— BEGIN Provided data —
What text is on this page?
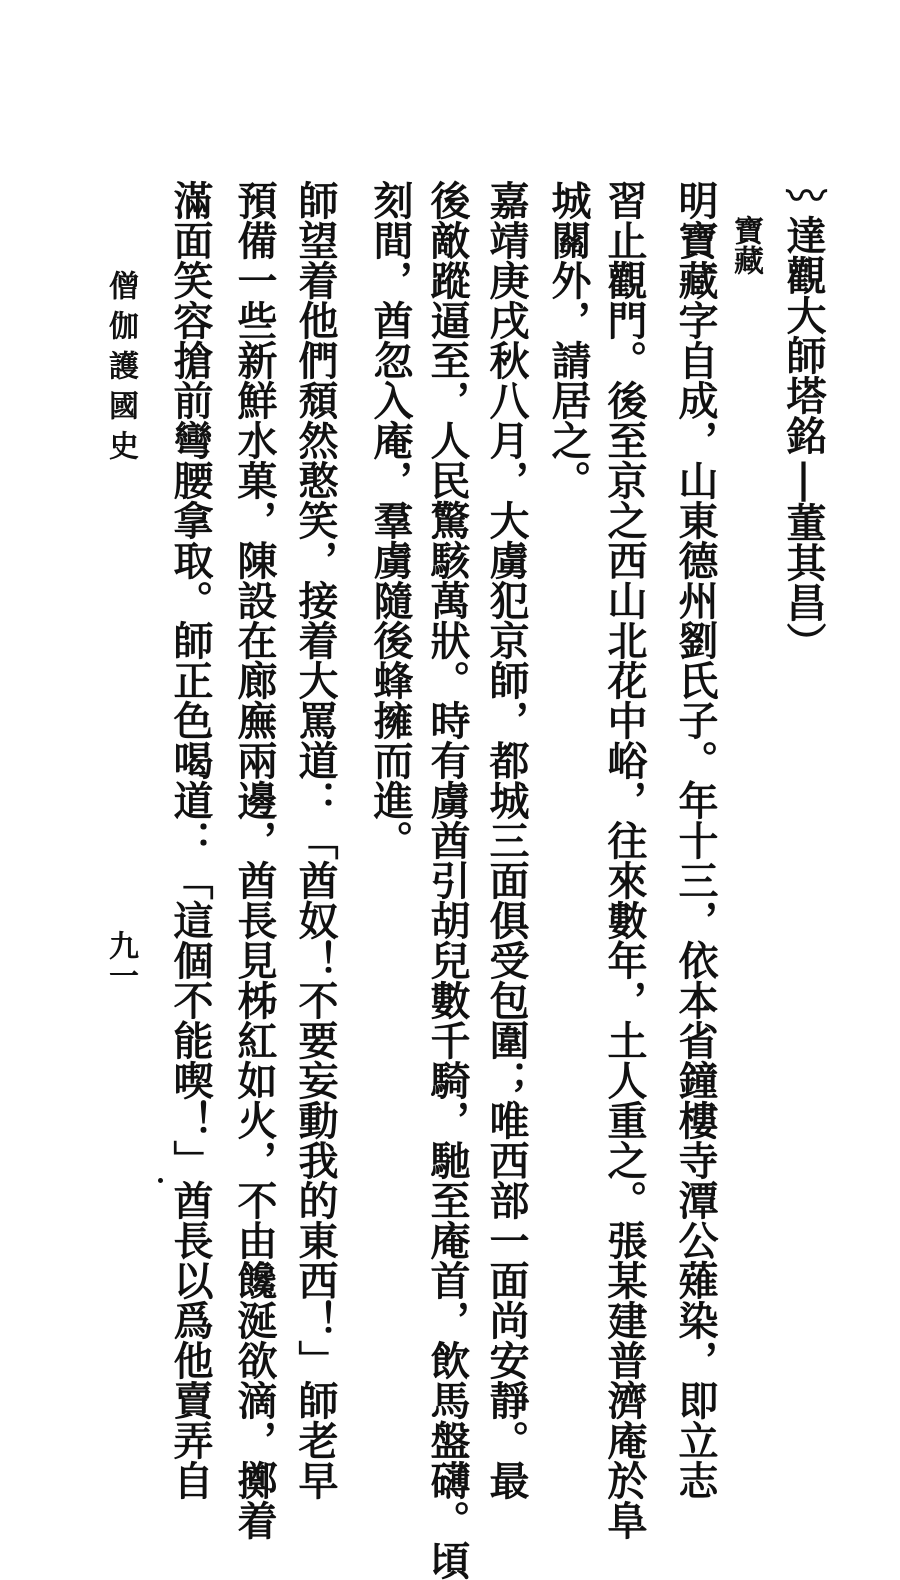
〰達觀大師塔銘|董其昌︶
寶藏
明寶藏字自成，山東德州劉氏子。年十三，依本省鐘樓寺潭公薙染，即立志
習止觀門。後至京之西山北花中峪，往來數年，土人重之。張某建普濟庵於阜
城關外，請居之。
嘉靖庚戌秋八月，大虜犯京師，都城三面俱受包圍；唯西部一面尚安靜。最
後敵蹤逼至，人民驚駭萬狀。時有虜酋引胡兒數千騎，馳至庵首，飲馬盤礴。頃
刻間，酋忽入庵，羣虜隨後蜂擁而進。
師望着他們頹然憨笑，接着大罵道：「酋奴！不要妄動我的東西！」師老早
預備一些新鮮水菓，陳設在廊廡兩邊，酋長見柹紅如火，不由饞涎欲滴，擲着
滿面笑容搶前彎腰拿取。師正色喝道：「這個不能喫！」酋長以爲他賣弄自
僧伽護國史
九一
— END Provided data —
» What you should do:
Quote each record exactly as it stands, minus the pictures.

» Written answer:
What text is on this page?
〰達觀大師塔銘|董其昌︶
寶藏
明寶藏字自成，山東德州劉氏子。年十三，依本省鐘樓寺潭公薙染，即立志
習止觀門。後至京之西山北花中峪，往來數年，土人重之。張某建普濟庵於阜
城關外，請居之。
嘉靖庚戌秋八月，大虜犯京師，都城三面俱受包圍；唯西部一面尚安靜。最
後敵蹤逼至，人民驚駭萬狀。時有虜酋引胡兒數千騎，馳至庵首，飲馬盤礴。頃
刻間，酋忽入庵，羣虜隨後蜂擁而進。
師望着他們頹然憨笑，接着大罵道：「酋奴！不要妄動我的東西！」師老早
預備一些新鮮水菓，陳設在廊廡兩邊，酋長見柹紅如火，不由饞涎欲滴，擲着
滿面笑容搶前彎腰拿取。師正色喝道：「這個不能喫！」酋長以爲他賣弄自
僧伽護國史
九一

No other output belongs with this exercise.